## DATA PROVIDED
-------
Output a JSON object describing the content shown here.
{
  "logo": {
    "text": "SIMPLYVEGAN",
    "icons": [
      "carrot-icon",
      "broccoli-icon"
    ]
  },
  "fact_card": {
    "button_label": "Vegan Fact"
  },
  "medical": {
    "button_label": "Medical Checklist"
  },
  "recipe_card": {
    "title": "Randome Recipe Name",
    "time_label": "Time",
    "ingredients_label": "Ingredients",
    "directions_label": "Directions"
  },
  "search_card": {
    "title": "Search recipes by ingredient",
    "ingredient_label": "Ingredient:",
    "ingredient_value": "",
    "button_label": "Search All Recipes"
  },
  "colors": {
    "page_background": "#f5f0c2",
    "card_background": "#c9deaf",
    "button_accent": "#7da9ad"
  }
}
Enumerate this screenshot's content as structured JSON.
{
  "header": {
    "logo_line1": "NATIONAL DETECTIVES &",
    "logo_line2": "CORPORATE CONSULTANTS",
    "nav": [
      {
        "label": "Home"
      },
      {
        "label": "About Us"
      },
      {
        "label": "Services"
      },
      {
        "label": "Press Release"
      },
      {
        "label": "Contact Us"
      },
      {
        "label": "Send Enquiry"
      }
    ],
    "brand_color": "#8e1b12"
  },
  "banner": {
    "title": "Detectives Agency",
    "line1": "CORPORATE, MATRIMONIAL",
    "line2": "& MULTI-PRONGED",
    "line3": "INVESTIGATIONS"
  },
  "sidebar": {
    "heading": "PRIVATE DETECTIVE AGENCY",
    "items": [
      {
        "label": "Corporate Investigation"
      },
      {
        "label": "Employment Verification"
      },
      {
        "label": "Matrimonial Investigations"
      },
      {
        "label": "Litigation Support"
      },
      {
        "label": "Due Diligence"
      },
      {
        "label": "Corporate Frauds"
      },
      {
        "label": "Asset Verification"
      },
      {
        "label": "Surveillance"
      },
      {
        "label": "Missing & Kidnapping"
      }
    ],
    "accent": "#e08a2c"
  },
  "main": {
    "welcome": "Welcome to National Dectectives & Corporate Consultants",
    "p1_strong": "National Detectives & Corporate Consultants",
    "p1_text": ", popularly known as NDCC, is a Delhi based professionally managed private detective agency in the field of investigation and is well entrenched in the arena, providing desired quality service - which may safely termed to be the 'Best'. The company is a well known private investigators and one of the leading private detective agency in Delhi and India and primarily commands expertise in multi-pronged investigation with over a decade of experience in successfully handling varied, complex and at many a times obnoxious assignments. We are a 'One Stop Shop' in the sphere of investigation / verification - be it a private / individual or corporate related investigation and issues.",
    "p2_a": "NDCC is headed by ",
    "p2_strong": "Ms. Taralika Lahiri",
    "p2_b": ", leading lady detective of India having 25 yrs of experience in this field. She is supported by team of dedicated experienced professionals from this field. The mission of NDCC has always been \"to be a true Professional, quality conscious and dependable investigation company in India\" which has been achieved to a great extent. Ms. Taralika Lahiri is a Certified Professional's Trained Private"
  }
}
-------
## EXERCISE OBJECTIVE
Pull out every line holding "field" from the records above, and copy it.

## WORKED SOLUTION
    "p1_text": ", popularly known as NDCC, is a Delhi based professionally managed private detective agency in the field of investigation and is well entrenched in the arena, providing desired quality service - which may safely termed to be the 'Best'. The company is a well known private investigators and one of the leading private detective agency in Delhi and India and primarily commands expertise in multi-pronged investigation with over a decade of experience in successfully handling varied, complex and at many a times obnoxious assignments. We are a 'One Stop Shop' in the sphere of investigation / verification - be it a private / individual or corporate related investigation and issues.",
    "p2_b": ", leading lady detective of India having 25 yrs of experience in this field. She is supported by team of dedicated experienced professionals from this field. The mission of NDCC has always been \"to be a true Professional, quality conscious and dependable investigation company in India\" which has been achieved to a great extent. Ms. Taralika Lahiri is a Certified Professional's Trained Private"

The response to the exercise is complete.